Stated problem: Which lines contain the word "then"? Return each of them as written.

<<<<

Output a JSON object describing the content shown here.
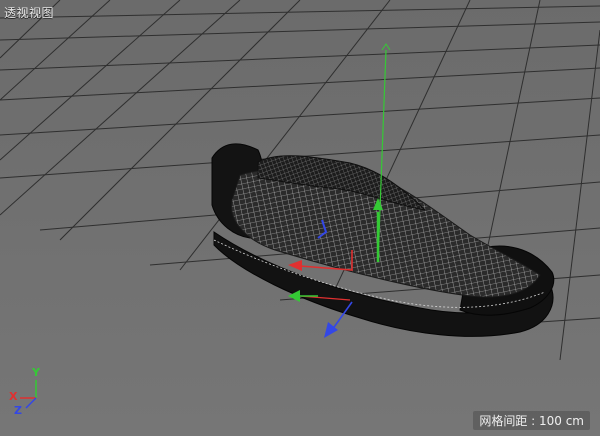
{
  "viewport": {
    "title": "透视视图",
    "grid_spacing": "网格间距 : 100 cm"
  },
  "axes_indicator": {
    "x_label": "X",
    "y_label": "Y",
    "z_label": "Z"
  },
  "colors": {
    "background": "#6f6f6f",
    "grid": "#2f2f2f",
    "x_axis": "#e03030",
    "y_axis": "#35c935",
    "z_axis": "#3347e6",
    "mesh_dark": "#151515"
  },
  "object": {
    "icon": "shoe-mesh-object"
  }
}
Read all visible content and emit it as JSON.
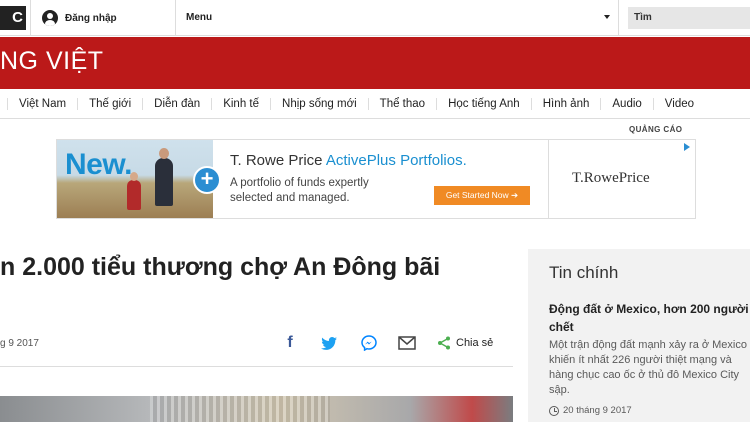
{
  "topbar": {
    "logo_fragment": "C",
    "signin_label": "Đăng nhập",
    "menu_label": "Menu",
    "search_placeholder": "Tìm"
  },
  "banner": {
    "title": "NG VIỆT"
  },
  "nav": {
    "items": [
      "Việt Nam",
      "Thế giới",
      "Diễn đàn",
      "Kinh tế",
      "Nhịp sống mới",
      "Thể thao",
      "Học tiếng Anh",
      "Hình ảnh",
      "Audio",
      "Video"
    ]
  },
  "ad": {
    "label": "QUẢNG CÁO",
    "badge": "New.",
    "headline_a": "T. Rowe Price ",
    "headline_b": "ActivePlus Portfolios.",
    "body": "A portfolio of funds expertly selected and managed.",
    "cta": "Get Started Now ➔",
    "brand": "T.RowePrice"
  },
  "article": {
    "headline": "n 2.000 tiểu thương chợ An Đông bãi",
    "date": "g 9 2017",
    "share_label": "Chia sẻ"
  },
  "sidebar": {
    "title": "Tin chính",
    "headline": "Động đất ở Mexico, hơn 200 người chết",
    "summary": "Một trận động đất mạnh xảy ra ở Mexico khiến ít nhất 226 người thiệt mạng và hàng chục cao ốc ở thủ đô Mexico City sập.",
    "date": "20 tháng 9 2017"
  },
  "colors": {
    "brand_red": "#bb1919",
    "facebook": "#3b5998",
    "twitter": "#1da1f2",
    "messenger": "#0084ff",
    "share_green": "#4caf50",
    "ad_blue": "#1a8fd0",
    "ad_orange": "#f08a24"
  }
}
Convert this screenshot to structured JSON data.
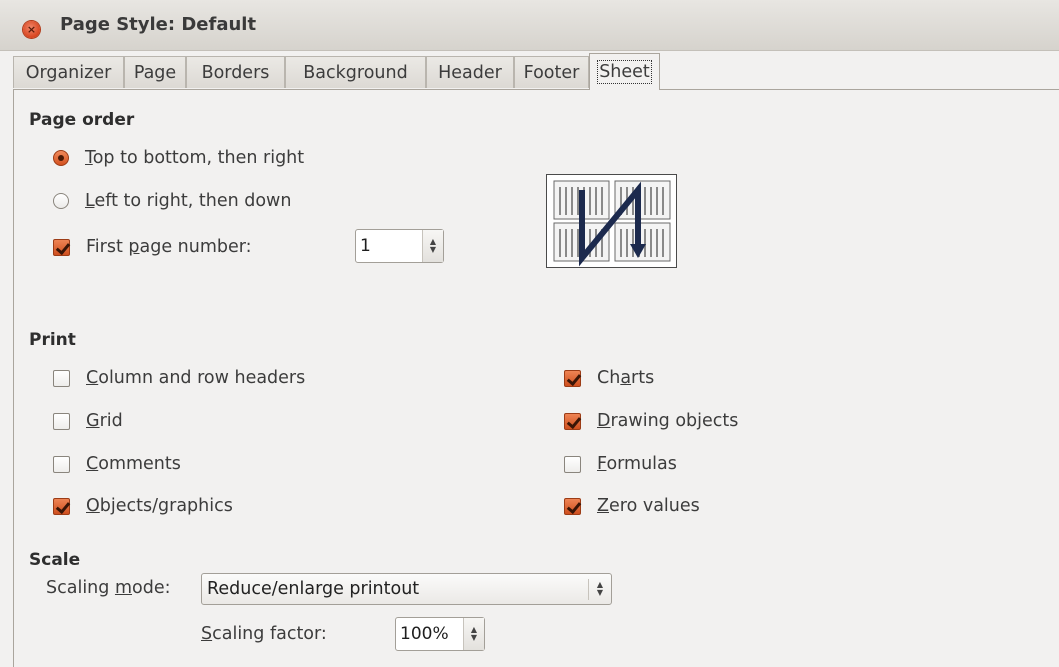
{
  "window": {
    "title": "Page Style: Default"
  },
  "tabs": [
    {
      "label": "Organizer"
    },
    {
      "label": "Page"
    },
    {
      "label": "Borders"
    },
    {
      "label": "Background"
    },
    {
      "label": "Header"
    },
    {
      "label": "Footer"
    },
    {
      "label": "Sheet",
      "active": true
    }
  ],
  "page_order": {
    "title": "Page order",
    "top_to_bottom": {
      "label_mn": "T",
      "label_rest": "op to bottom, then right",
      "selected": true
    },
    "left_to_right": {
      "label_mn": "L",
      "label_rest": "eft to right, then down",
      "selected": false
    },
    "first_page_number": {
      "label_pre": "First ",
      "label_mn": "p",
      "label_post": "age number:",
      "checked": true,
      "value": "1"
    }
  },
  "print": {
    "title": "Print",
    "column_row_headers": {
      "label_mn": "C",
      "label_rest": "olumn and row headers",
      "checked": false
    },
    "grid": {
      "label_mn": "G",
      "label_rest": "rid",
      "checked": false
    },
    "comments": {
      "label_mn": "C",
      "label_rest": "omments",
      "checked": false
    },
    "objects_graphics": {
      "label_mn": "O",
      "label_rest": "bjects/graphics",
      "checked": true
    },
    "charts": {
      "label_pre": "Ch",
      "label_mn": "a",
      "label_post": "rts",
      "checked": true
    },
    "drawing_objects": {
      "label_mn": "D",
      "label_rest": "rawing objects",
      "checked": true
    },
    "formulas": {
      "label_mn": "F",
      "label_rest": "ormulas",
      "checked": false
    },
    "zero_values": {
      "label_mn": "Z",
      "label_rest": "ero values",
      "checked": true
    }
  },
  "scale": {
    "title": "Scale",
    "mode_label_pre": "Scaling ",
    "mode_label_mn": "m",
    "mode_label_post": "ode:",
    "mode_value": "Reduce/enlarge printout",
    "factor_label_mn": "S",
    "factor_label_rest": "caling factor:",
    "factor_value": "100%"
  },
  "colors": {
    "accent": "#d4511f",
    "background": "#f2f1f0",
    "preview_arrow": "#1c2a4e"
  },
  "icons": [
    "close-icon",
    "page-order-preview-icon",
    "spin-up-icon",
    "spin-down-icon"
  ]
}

>>>>

Task answer:
      "label_rest": "op to bottom, then right",
      "label_rest": "eft to right, then down",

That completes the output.